== Stored data ==
★ ★ ★ ★

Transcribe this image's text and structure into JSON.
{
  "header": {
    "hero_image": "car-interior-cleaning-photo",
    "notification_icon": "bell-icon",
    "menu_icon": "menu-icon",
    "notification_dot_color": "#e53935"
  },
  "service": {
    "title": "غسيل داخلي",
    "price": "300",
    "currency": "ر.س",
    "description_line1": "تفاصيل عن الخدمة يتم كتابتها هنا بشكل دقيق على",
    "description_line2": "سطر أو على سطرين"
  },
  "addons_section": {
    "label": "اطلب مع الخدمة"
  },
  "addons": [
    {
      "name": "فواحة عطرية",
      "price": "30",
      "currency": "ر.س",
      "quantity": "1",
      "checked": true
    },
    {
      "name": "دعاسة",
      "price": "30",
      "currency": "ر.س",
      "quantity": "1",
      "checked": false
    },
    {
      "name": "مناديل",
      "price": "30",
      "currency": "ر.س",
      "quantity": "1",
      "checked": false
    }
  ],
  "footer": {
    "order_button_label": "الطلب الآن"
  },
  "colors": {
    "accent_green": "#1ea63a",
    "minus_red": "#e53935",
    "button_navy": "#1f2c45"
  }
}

★ ★ ★ ★

== TASK TO CARRY OUT ==
Provide the count, and nothing else, of lines in the data above where the word "name" occurs.

== ANSWER TO THE EXERCISE ==
3